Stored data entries
....
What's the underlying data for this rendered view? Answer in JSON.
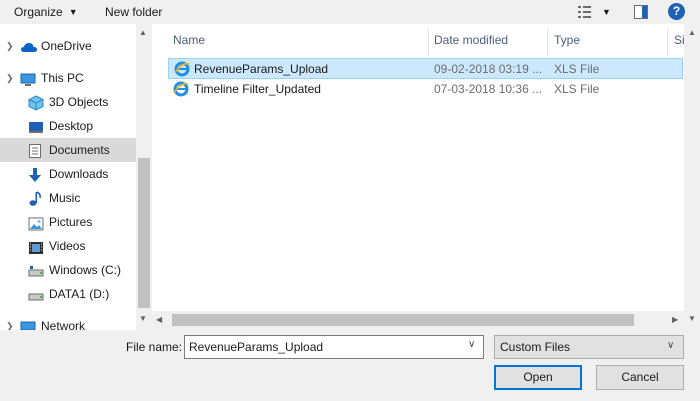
{
  "toolbar": {
    "organize_label": "Organize",
    "new_folder_label": "New folder",
    "help_label": "?"
  },
  "nav": {
    "items": [
      {
        "label": "OneDrive",
        "icon": "onedrive-icon",
        "expandable": true
      },
      {
        "label": "This PC",
        "icon": "computer-icon",
        "expandable": true
      },
      {
        "label": "3D Objects",
        "icon": "3d-objects-icon",
        "expandable": false
      },
      {
        "label": "Desktop",
        "icon": "desktop-icon",
        "expandable": false
      },
      {
        "label": "Documents",
        "icon": "documents-icon",
        "expandable": false,
        "selected": true
      },
      {
        "label": "Downloads",
        "icon": "downloads-icon",
        "expandable": false
      },
      {
        "label": "Music",
        "icon": "music-icon",
        "expandable": false
      },
      {
        "label": "Pictures",
        "icon": "pictures-icon",
        "expandable": false
      },
      {
        "label": "Videos",
        "icon": "videos-icon",
        "expandable": false
      },
      {
        "label": "Windows (C:)",
        "icon": "drive-icon",
        "expandable": false
      },
      {
        "label": "DATA1 (D:)",
        "icon": "drive-icon",
        "expandable": false
      },
      {
        "label": "Network",
        "icon": "network-icon",
        "expandable": true
      }
    ]
  },
  "list": {
    "columns": [
      "Name",
      "Date modified",
      "Type",
      "Size"
    ],
    "rows": [
      {
        "name": "RevenueParams_Upload",
        "date": "09-02-2018 03:19 ...",
        "type": "XLS File",
        "selected": true
      },
      {
        "name": "Timeline Filter_Updated",
        "date": "07-03-2018 10:36 ...",
        "type": "XLS File",
        "selected": false
      }
    ]
  },
  "bottom": {
    "file_name_label": "File name:",
    "file_name_value": "RevenueParams_Upload",
    "file_type_value": "Custom Files",
    "open_label": "Open",
    "cancel_label": "Cancel"
  },
  "colors": {
    "selection": "#cce8ff",
    "selection_border": "#99d1ff",
    "header_text": "#4c607a",
    "accent": "#0078d7"
  }
}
....
Problem details:
Transcribe the records verbatim and omit the images.

The reply:
What's the underlying data for this rendered view? Answer in JSON.
{
  "toolbar": {
    "organize_label": "Organize",
    "new_folder_label": "New folder",
    "help_label": "?"
  },
  "nav": {
    "items": [
      {
        "label": "OneDrive",
        "icon": "onedrive-icon",
        "expandable": true
      },
      {
        "label": "This PC",
        "icon": "computer-icon",
        "expandable": true
      },
      {
        "label": "3D Objects",
        "icon": "3d-objects-icon",
        "expandable": false
      },
      {
        "label": "Desktop",
        "icon": "desktop-icon",
        "expandable": false
      },
      {
        "label": "Documents",
        "icon": "documents-icon",
        "expandable": false,
        "selected": true
      },
      {
        "label": "Downloads",
        "icon": "downloads-icon",
        "expandable": false
      },
      {
        "label": "Music",
        "icon": "music-icon",
        "expandable": false
      },
      {
        "label": "Pictures",
        "icon": "pictures-icon",
        "expandable": false
      },
      {
        "label": "Videos",
        "icon": "videos-icon",
        "expandable": false
      },
      {
        "label": "Windows (C:)",
        "icon": "drive-icon",
        "expandable": false
      },
      {
        "label": "DATA1 (D:)",
        "icon": "drive-icon",
        "expandable": false
      },
      {
        "label": "Network",
        "icon": "network-icon",
        "expandable": true
      }
    ]
  },
  "list": {
    "columns": [
      "Name",
      "Date modified",
      "Type",
      "Size"
    ],
    "rows": [
      {
        "name": "RevenueParams_Upload",
        "date": "09-02-2018 03:19 ...",
        "type": "XLS File",
        "selected": true
      },
      {
        "name": "Timeline Filter_Updated",
        "date": "07-03-2018 10:36 ...",
        "type": "XLS File",
        "selected": false
      }
    ]
  },
  "bottom": {
    "file_name_label": "File name:",
    "file_name_value": "RevenueParams_Upload",
    "file_type_value": "Custom Files",
    "open_label": "Open",
    "cancel_label": "Cancel"
  },
  "colors": {
    "selection": "#cce8ff",
    "selection_border": "#99d1ff",
    "header_text": "#4c607a",
    "accent": "#0078d7"
  }
}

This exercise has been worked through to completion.